:: What needs to be done ::
Locate and copy each line in the data that contains the word "Send".

:: Provided records ::
#####
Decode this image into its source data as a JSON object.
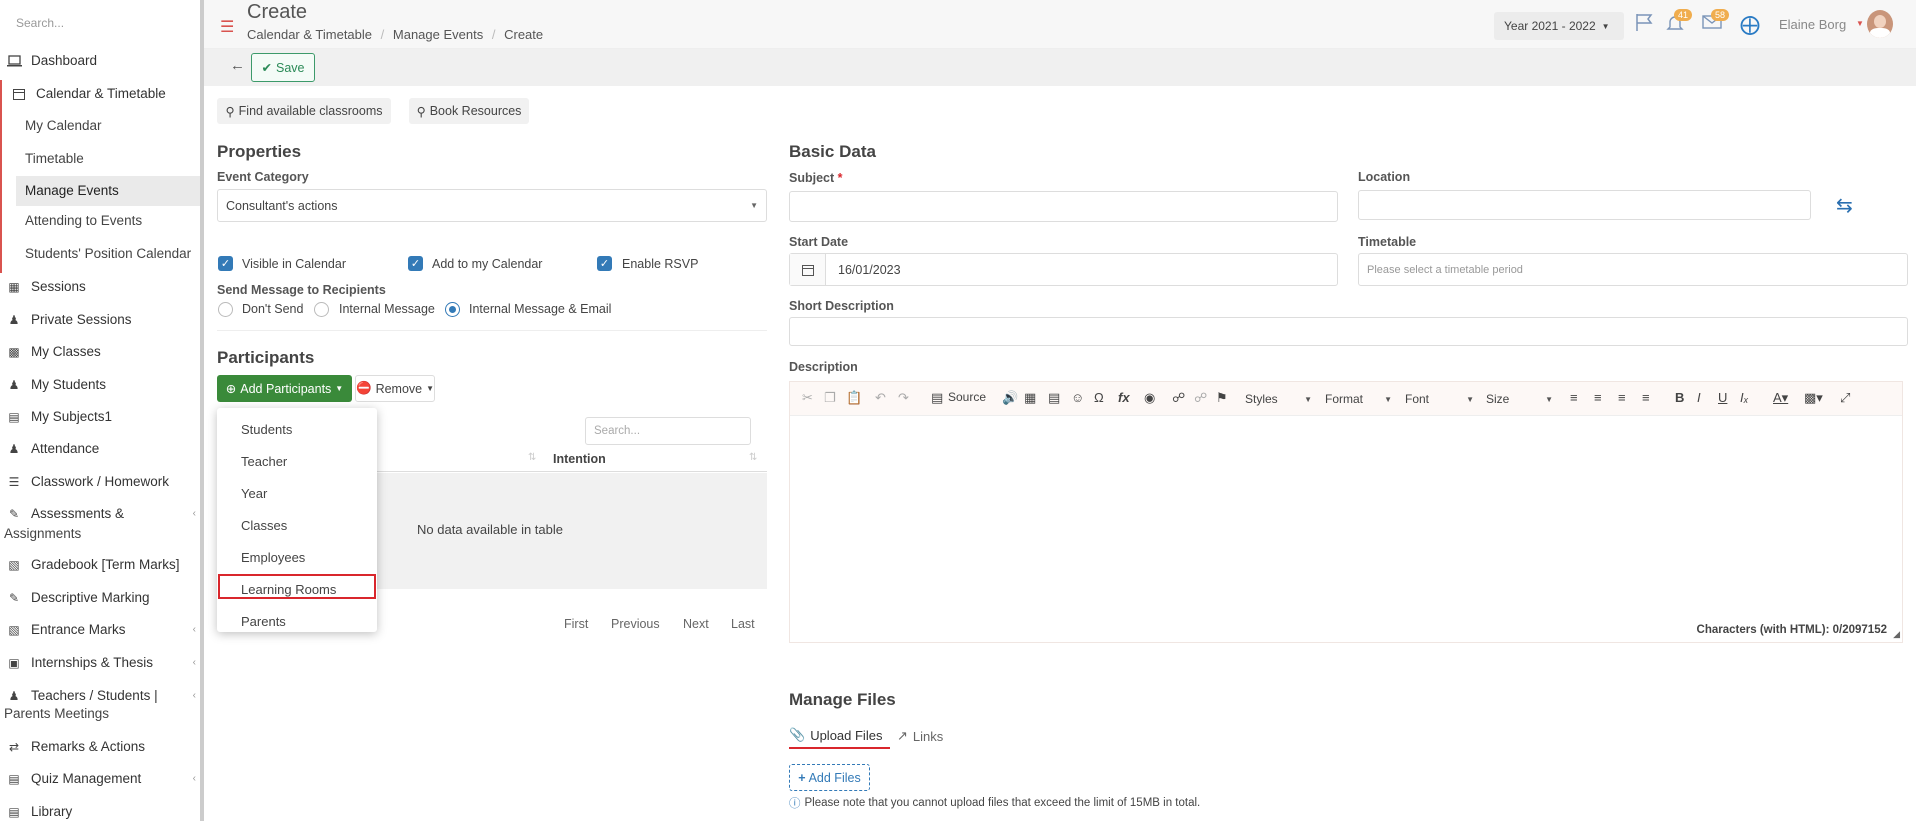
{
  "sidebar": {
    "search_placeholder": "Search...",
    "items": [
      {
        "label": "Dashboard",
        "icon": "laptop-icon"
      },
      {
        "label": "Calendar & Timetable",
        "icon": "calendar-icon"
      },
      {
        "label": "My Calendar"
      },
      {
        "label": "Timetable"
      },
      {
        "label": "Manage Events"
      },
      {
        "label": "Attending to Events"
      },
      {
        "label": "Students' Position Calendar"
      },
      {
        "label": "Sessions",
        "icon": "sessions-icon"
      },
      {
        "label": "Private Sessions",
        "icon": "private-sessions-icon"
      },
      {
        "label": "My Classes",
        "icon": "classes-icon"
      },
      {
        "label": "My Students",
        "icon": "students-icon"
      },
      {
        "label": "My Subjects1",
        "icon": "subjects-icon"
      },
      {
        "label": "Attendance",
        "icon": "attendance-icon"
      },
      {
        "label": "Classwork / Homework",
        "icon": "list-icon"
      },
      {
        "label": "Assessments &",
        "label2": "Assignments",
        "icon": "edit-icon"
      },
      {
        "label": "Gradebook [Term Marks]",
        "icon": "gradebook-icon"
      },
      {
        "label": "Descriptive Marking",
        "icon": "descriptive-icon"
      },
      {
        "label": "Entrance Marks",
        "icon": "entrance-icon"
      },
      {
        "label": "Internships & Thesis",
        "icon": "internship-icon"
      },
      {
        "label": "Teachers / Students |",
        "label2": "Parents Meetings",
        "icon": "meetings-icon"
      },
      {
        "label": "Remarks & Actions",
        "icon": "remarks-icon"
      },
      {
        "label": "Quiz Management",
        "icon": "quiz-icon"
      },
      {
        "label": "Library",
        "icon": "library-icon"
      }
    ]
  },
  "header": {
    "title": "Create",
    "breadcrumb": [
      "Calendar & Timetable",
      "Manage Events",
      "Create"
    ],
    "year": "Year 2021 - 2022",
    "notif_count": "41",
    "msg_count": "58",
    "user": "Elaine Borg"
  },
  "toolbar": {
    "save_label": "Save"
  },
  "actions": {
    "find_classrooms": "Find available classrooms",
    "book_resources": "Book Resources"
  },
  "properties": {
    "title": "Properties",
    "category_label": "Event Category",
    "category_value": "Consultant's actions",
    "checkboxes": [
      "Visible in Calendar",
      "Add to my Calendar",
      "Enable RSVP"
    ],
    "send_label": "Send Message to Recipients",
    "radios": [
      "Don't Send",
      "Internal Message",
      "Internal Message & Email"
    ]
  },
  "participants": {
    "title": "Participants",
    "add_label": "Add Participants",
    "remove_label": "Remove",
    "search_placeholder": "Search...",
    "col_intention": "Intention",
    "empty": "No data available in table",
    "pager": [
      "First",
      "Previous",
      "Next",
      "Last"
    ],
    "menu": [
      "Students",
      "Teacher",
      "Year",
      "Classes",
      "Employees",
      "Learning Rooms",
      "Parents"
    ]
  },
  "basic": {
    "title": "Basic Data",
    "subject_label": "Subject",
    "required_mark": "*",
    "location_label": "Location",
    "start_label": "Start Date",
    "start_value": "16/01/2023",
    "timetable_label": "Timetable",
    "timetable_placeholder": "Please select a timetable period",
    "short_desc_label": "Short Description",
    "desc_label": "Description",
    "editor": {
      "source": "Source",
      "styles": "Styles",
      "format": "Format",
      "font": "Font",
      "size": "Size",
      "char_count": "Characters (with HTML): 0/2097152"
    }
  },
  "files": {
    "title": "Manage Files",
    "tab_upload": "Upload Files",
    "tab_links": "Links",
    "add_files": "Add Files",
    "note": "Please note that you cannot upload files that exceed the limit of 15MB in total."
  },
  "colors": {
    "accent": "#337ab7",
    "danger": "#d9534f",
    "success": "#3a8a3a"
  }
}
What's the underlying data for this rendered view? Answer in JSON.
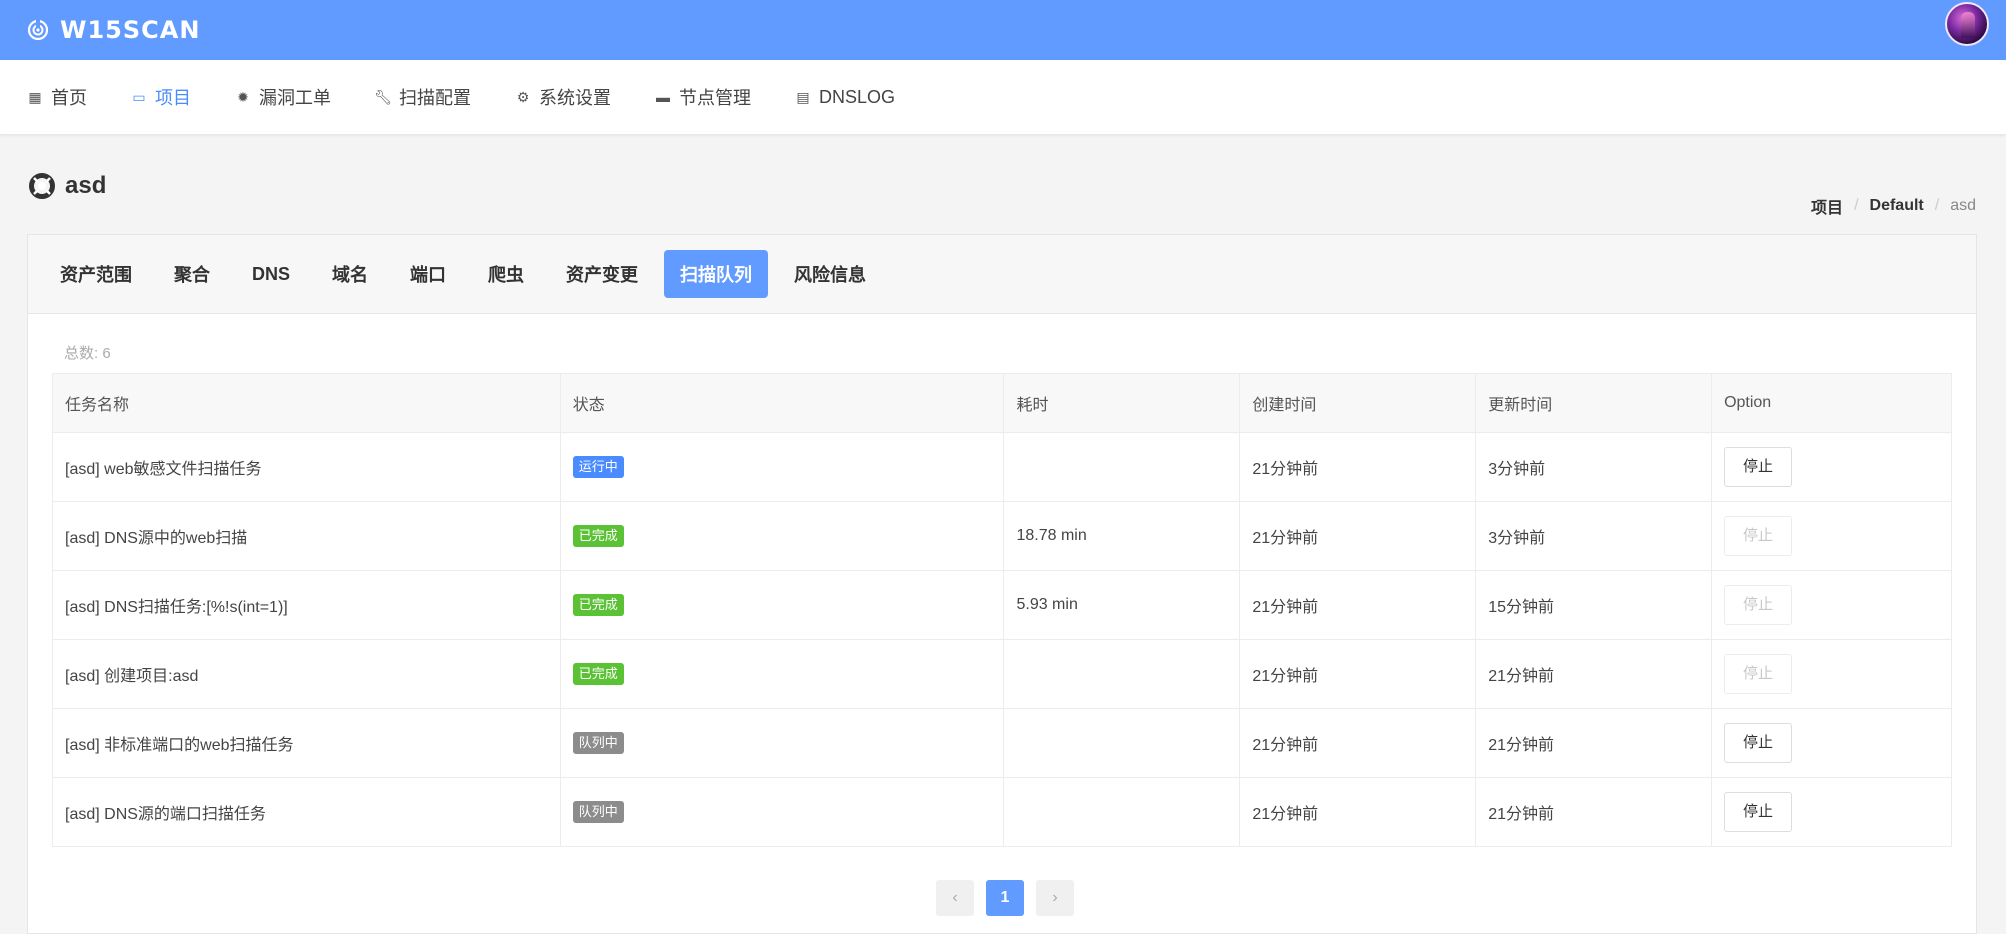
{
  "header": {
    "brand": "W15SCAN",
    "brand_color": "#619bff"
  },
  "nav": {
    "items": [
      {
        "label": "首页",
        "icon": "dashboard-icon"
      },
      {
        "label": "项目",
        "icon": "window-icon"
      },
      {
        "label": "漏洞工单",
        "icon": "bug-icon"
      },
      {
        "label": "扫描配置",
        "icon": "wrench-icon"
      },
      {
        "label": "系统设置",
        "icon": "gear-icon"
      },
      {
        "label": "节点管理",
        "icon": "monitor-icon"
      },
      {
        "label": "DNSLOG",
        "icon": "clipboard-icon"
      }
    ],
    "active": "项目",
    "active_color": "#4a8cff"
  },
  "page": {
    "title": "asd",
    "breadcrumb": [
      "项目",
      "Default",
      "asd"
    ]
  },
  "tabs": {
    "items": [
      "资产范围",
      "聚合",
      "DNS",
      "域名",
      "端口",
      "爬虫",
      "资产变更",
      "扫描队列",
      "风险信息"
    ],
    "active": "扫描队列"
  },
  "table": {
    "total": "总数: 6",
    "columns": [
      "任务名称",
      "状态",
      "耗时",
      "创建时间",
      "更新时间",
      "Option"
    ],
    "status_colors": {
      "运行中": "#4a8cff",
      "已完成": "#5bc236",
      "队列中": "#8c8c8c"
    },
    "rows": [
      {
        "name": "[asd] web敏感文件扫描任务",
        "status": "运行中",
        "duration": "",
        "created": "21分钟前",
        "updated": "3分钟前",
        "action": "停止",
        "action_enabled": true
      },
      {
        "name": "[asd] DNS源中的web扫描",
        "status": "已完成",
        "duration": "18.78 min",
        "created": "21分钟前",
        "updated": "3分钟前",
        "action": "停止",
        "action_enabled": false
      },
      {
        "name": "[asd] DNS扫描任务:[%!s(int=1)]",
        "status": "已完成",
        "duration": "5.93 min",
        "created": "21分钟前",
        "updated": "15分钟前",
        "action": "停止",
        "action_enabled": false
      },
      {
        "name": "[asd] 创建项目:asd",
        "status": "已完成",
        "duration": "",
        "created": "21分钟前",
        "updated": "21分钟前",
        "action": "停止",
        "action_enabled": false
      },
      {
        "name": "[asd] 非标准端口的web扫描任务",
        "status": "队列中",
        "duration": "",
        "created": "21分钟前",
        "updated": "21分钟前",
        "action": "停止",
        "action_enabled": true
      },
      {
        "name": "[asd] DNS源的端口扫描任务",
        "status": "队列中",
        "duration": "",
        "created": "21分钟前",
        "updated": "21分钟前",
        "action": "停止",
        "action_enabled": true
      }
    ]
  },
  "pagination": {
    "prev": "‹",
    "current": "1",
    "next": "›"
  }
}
#####
:: Task solution ::
    "send_label": "Send Message to Recipients",
      "Don't Send",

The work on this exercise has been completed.